--- Start ---

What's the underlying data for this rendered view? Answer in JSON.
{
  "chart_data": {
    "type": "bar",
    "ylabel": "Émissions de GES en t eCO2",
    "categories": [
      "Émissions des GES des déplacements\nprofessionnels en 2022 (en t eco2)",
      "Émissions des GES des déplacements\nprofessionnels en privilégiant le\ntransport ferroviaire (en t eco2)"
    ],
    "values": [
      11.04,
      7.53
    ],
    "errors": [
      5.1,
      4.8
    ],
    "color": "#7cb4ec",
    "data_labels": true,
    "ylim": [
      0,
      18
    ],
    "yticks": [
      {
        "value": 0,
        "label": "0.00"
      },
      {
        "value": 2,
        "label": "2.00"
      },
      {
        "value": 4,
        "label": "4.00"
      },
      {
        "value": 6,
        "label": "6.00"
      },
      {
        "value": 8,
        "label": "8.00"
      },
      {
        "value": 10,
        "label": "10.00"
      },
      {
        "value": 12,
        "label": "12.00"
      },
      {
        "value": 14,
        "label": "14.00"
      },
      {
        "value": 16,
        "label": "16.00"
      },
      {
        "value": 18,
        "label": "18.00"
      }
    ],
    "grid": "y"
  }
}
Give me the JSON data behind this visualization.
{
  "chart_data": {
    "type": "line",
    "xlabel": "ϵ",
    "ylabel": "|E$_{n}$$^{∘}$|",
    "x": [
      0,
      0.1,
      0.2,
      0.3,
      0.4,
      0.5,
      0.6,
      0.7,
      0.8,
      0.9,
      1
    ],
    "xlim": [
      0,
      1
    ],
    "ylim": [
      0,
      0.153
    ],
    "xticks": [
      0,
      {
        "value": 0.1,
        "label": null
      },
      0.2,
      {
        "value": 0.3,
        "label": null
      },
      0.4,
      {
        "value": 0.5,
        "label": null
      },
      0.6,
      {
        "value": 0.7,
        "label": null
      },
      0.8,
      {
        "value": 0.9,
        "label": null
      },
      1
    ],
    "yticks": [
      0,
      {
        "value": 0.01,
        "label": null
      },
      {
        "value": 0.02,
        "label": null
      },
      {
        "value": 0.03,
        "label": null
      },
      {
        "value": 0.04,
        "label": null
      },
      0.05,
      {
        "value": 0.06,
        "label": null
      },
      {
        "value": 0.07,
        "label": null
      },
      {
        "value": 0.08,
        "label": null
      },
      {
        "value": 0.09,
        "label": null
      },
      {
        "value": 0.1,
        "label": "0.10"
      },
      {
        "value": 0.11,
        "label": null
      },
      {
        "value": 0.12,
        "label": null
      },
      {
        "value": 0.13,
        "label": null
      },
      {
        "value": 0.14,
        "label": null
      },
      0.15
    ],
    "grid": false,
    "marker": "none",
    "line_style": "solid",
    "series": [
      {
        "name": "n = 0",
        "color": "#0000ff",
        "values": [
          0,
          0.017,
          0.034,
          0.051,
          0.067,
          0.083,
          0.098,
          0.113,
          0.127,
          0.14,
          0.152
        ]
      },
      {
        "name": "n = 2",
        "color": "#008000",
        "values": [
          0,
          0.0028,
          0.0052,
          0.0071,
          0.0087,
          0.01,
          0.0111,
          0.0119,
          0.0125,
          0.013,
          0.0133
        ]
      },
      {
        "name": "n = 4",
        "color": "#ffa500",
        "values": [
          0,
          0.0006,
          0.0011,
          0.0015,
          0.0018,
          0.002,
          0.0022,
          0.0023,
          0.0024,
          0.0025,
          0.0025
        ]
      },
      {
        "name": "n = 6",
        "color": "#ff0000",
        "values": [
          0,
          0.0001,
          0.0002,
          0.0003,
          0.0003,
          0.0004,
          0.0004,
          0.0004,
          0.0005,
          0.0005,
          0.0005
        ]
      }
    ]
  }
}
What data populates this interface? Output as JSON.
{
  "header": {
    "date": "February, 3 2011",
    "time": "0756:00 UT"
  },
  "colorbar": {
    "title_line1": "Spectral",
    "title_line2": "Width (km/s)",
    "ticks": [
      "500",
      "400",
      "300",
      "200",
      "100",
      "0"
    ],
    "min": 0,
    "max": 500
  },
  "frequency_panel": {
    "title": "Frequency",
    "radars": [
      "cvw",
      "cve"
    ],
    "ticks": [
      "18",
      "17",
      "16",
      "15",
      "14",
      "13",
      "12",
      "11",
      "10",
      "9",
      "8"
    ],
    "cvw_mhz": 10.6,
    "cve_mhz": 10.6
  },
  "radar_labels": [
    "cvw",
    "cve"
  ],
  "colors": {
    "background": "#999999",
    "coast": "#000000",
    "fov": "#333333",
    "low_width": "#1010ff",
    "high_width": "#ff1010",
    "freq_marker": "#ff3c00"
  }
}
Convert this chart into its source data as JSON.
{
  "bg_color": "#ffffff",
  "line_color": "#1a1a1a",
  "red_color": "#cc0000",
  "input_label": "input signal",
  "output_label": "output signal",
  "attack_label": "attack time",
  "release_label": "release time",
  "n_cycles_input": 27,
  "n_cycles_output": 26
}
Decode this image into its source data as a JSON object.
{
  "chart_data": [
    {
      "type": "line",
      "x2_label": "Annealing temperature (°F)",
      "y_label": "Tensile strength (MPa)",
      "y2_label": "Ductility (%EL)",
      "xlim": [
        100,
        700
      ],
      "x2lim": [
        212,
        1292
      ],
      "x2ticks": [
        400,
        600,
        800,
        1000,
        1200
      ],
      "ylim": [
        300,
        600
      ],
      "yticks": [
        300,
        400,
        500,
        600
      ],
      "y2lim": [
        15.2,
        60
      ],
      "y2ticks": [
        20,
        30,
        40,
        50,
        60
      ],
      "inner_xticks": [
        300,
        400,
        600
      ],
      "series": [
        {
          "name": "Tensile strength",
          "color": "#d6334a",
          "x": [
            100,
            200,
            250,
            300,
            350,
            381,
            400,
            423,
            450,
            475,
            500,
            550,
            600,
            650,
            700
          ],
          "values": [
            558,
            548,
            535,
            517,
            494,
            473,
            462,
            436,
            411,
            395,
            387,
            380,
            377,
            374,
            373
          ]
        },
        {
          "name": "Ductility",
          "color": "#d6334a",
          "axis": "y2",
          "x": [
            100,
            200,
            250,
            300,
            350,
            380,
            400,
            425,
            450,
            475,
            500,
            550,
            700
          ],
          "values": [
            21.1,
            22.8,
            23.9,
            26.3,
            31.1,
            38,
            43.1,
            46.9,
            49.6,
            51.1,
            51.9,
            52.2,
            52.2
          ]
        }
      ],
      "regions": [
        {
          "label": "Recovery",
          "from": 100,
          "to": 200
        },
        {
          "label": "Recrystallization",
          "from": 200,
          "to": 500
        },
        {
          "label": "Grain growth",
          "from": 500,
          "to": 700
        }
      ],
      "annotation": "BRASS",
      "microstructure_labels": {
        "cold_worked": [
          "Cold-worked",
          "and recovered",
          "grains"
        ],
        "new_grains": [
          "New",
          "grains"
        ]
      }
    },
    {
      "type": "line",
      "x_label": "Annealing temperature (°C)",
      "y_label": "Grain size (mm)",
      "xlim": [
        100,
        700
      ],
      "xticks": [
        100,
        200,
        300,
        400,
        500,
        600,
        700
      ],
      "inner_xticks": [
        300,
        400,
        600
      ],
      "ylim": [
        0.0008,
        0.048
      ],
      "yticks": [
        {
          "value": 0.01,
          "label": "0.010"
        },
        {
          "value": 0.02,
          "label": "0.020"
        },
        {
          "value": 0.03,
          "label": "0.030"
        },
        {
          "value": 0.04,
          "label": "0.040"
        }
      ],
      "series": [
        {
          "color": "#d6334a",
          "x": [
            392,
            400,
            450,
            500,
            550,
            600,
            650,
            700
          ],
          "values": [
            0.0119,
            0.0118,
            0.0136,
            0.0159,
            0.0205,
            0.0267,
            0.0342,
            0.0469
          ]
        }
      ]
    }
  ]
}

--- End ---

Find all lines holding the string "time" and copy them.

Completed exercise:
    "time": "0756:00 UT"
  "attack_label": "attack time",
  "release_label": "release time",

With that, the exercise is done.